WHAT YOU HAVE TO DO »
Using the data below, copy each line that includes the word "name".

RECORDS »
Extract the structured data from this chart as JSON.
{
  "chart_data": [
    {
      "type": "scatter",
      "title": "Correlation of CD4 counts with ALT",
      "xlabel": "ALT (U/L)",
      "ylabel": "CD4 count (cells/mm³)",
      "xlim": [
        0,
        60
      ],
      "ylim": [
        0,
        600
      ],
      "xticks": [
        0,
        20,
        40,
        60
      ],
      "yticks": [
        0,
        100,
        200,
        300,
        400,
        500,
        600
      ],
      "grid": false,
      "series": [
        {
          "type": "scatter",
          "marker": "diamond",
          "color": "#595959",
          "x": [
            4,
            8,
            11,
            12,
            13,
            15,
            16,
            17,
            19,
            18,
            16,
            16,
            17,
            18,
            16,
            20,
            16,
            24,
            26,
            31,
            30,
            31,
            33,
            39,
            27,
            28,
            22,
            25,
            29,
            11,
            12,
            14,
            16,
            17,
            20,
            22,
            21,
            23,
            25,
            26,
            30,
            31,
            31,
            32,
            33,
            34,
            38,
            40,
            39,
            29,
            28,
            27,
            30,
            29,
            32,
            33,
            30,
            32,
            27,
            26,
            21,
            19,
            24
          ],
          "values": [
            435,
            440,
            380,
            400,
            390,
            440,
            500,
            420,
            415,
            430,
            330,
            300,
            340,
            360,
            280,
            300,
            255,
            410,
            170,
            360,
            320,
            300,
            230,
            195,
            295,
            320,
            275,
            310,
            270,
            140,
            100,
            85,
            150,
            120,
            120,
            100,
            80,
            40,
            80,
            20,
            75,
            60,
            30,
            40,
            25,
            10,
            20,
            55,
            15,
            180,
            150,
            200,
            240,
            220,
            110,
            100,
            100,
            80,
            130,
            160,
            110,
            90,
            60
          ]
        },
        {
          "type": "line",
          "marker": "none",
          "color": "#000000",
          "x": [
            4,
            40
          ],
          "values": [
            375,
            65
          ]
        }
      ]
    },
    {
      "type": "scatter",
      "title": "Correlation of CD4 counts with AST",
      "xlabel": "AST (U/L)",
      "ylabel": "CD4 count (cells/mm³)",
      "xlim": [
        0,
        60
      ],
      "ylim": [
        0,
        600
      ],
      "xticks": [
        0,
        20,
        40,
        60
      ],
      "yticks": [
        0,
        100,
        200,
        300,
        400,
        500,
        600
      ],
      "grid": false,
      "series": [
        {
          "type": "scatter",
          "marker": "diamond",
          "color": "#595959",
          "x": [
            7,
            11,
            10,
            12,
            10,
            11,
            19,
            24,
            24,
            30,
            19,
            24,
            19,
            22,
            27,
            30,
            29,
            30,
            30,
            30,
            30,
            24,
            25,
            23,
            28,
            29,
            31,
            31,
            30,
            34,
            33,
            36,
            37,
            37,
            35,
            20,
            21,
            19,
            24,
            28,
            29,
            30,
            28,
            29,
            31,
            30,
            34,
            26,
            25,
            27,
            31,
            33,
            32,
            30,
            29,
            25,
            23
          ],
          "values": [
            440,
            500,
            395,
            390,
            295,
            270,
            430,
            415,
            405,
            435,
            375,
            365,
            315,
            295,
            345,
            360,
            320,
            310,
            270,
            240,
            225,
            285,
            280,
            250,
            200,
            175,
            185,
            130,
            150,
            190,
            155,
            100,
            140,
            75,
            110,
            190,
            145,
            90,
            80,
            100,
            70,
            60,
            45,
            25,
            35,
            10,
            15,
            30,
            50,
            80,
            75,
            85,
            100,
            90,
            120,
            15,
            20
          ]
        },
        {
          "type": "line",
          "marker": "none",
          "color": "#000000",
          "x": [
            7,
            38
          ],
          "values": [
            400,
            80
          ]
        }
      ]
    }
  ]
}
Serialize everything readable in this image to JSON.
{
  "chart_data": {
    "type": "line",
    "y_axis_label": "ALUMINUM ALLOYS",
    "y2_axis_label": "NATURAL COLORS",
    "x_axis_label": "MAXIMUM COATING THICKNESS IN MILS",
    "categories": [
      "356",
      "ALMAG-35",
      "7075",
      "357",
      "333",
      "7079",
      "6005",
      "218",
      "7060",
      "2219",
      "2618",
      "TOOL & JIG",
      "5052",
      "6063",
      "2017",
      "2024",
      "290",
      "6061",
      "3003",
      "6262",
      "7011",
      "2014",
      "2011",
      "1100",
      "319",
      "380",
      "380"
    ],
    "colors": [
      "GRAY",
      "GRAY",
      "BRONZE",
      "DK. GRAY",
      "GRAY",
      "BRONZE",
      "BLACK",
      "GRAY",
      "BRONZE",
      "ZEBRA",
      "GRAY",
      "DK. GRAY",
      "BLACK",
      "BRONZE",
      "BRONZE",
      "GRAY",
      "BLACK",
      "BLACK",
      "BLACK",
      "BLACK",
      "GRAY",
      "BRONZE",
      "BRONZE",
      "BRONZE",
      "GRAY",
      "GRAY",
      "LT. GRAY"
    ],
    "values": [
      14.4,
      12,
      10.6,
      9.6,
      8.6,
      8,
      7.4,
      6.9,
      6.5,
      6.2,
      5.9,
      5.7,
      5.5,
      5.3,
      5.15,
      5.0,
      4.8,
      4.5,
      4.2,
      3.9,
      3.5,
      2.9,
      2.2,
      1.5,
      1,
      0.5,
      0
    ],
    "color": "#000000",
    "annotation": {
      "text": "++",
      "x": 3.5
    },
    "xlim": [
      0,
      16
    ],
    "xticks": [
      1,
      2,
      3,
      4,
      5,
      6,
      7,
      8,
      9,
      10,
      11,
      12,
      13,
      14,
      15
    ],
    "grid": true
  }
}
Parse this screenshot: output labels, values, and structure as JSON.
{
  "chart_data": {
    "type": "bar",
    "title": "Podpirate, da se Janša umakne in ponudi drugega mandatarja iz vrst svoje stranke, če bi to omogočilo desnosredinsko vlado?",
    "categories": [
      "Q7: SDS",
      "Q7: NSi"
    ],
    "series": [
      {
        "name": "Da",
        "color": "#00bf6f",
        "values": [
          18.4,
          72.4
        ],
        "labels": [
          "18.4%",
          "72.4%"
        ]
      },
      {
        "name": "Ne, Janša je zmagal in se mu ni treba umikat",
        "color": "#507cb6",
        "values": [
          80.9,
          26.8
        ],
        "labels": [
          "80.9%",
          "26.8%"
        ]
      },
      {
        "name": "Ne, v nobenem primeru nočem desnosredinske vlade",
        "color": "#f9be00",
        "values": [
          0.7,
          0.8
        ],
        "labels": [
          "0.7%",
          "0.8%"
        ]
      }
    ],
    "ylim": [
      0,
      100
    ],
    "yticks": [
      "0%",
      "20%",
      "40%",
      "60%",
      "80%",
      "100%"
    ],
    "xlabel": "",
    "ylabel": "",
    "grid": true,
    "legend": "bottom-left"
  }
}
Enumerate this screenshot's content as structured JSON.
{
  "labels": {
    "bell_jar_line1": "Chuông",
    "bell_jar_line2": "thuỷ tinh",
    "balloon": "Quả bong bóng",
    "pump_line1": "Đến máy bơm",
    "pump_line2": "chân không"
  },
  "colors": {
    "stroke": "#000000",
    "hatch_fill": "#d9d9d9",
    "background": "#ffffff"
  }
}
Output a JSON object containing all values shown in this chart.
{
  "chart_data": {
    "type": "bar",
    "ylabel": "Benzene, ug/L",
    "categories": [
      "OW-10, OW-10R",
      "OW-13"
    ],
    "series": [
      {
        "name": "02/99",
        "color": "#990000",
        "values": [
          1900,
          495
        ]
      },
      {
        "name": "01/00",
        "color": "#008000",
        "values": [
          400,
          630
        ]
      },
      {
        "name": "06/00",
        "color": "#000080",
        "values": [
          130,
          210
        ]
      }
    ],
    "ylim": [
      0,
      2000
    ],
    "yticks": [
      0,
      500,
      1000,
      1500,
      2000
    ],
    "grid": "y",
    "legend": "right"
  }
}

SOLUTION TO THIS EXERCISE »
        "name": "Da",
        "name": "Ne, Janša je zmagal in se mu ni treba umikat",
        "name": "Ne, v nobenem primeru nočem desnosredinske vlade",
        "name": "02/99",
        "name": "01/00",
        "name": "06/00",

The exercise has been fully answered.